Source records
(begin)

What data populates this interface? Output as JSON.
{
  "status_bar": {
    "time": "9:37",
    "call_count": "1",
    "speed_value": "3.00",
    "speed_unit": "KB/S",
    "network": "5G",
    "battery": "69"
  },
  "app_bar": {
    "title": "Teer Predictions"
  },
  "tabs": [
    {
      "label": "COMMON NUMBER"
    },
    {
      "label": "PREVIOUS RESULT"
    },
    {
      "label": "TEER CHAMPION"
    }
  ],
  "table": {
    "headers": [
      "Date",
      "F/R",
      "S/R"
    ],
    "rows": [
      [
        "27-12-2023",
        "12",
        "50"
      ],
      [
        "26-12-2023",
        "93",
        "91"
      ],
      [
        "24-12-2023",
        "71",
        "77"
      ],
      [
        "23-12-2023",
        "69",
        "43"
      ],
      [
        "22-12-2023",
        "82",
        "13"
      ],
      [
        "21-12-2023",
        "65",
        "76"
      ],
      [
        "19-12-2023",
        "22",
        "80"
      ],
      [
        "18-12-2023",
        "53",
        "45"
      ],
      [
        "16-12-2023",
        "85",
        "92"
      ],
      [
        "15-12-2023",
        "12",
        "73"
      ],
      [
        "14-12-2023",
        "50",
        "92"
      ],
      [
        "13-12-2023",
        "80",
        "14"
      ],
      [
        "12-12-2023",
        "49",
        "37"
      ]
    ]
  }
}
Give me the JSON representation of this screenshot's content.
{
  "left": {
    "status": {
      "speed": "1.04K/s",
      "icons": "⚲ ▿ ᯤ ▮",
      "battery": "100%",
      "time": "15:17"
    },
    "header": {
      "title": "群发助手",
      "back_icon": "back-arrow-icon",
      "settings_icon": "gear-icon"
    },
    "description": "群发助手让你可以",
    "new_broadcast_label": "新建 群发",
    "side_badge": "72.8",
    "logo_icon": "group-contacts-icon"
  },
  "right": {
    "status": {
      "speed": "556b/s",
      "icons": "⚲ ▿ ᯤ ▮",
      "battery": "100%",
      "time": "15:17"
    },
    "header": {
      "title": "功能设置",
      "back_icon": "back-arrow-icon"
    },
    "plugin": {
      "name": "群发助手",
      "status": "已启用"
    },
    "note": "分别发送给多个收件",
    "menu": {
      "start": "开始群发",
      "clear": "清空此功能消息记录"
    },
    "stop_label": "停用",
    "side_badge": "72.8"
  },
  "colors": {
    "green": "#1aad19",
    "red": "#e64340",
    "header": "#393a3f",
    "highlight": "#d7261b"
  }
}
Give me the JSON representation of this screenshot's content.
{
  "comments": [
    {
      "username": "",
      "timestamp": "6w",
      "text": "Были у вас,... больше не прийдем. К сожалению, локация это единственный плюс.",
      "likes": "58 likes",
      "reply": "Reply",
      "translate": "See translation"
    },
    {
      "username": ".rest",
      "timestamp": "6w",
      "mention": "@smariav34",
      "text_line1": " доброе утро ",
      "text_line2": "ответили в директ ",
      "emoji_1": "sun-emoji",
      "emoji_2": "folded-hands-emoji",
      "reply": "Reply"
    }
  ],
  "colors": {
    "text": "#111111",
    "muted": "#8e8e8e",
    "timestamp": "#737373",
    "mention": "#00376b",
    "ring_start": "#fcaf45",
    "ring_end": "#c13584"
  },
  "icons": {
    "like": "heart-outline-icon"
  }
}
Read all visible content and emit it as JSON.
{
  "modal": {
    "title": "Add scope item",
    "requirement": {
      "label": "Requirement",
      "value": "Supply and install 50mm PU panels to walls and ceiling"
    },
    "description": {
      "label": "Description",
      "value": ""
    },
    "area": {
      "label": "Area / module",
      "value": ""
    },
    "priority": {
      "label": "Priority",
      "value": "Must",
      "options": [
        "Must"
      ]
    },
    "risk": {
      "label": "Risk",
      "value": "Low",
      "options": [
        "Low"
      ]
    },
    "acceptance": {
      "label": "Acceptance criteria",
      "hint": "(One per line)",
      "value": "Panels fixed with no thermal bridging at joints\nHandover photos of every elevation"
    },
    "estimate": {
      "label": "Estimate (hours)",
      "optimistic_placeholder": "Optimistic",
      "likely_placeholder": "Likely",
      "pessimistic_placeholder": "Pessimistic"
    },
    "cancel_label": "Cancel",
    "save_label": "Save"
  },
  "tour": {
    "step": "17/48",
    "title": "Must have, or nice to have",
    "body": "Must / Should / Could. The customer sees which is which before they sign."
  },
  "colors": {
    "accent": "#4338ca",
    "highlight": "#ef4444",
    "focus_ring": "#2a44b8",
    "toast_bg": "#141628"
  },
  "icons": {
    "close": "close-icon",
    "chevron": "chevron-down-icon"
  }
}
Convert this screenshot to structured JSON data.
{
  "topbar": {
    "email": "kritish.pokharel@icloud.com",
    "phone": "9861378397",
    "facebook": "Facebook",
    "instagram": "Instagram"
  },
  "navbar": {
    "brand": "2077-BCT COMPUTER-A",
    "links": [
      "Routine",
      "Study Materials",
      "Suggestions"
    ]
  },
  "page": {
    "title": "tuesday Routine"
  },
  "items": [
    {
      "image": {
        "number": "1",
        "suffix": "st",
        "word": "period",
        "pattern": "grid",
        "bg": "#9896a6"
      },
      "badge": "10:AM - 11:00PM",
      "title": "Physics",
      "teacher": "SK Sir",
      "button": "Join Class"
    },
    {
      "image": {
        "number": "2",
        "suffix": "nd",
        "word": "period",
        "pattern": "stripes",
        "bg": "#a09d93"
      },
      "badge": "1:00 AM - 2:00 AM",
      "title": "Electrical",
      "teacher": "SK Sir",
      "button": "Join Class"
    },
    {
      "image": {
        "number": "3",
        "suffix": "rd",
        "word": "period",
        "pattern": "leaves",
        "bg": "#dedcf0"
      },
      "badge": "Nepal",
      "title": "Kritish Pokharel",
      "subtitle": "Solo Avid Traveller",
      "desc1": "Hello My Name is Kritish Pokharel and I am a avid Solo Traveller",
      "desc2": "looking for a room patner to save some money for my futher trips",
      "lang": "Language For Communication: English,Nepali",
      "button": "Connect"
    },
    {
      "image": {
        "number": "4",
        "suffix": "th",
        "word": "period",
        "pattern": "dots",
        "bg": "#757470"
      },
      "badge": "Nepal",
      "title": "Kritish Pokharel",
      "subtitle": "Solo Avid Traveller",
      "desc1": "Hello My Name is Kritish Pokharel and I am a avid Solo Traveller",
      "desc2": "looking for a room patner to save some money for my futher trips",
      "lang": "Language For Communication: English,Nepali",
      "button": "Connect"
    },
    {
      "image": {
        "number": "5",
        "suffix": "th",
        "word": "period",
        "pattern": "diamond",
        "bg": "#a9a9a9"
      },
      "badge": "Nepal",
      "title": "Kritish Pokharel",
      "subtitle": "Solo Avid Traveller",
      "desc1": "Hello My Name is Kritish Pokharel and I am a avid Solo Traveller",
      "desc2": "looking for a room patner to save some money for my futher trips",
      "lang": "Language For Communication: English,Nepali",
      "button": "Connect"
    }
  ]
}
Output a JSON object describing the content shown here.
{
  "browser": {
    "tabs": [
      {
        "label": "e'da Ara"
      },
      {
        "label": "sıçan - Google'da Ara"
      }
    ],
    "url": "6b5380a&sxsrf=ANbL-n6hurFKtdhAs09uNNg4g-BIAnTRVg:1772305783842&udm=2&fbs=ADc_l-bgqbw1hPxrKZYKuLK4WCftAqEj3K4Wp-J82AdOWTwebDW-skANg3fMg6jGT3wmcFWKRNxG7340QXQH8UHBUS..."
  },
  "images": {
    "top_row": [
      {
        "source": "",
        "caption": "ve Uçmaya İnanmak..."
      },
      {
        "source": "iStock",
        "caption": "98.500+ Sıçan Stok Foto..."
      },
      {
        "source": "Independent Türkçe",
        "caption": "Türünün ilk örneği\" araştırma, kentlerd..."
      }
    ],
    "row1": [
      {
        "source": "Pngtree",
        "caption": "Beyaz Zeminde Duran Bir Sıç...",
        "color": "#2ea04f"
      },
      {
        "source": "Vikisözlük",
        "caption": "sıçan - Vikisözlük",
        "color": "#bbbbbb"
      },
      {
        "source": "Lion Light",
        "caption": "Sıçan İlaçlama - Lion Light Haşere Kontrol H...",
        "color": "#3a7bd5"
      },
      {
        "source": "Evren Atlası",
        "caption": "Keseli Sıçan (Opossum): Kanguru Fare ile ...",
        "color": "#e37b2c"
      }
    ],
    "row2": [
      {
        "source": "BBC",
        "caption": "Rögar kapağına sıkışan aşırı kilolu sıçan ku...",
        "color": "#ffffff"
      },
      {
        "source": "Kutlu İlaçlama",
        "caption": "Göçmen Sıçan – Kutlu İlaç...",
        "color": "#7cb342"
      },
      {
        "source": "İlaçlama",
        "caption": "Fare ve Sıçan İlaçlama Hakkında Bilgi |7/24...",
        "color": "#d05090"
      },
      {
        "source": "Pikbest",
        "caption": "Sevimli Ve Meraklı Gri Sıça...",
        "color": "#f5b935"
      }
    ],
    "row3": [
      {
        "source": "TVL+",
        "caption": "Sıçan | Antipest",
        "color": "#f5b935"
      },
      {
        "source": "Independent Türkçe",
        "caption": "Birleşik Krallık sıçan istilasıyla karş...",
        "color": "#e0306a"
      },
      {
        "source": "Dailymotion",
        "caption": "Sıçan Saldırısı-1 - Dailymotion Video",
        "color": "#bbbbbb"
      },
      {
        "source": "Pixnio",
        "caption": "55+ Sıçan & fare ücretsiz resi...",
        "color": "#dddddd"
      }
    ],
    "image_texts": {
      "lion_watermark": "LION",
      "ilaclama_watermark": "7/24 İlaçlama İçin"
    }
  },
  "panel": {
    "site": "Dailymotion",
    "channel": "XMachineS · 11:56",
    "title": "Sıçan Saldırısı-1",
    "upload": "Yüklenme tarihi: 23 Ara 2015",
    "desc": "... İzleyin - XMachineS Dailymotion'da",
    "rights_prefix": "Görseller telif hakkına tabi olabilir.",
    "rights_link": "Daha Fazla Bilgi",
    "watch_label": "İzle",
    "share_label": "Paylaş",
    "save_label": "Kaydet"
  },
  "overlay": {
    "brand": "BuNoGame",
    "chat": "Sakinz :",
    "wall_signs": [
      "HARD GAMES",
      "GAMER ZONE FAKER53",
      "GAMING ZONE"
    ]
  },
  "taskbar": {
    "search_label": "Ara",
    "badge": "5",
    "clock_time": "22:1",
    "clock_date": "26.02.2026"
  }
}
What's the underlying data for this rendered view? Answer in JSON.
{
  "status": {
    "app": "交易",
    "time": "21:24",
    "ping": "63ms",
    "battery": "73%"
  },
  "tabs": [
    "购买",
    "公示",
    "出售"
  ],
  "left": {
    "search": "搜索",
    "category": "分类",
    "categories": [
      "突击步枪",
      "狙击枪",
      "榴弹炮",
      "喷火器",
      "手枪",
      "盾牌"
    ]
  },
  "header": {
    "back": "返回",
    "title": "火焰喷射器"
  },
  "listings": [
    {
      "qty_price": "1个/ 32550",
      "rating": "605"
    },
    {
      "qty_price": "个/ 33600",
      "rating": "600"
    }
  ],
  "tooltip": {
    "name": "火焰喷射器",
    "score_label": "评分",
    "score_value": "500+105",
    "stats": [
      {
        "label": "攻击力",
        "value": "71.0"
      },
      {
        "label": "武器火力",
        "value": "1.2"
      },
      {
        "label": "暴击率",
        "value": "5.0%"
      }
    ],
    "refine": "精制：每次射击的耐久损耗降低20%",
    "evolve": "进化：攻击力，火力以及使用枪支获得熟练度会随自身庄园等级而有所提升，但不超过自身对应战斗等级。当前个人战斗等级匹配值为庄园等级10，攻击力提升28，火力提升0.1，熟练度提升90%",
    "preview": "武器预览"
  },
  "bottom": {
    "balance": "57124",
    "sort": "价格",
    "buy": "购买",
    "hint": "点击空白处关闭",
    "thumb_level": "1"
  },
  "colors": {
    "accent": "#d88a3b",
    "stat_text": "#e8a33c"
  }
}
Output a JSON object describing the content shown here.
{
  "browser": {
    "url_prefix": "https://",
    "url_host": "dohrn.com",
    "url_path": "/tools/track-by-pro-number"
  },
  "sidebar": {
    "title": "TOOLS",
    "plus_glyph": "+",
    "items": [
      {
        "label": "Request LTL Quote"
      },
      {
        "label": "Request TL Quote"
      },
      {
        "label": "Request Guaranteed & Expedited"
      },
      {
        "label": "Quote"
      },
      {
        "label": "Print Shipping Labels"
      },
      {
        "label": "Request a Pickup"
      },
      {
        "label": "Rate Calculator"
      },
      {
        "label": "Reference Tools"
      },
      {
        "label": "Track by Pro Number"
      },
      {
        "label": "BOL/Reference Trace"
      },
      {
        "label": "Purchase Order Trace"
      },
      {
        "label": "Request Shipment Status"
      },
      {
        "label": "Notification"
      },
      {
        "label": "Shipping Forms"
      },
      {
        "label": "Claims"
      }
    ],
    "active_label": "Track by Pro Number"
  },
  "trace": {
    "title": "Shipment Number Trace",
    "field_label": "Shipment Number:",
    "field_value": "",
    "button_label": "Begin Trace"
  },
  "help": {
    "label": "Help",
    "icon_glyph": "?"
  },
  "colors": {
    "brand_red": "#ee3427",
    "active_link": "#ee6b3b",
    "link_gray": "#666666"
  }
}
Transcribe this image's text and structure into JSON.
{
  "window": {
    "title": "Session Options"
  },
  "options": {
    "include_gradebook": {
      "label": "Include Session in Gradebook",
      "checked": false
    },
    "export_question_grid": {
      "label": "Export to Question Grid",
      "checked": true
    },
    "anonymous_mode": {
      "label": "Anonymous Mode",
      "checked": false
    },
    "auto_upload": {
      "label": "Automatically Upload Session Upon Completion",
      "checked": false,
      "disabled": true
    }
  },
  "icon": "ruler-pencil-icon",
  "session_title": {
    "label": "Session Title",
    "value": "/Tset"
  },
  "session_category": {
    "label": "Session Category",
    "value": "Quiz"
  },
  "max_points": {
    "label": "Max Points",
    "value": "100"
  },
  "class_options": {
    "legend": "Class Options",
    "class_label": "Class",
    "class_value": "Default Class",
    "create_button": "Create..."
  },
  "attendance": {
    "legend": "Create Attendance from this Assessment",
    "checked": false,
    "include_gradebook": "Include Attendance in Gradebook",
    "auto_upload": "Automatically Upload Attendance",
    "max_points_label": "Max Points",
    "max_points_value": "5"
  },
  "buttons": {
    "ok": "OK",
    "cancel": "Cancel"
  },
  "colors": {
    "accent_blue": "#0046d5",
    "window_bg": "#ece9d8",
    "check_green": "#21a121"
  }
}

(end)

Identify and list each line with the word "emoji".

Answer in full
      "emoji_1": "sun-emoji",
      "emoji_2": "folded-hands-emoji",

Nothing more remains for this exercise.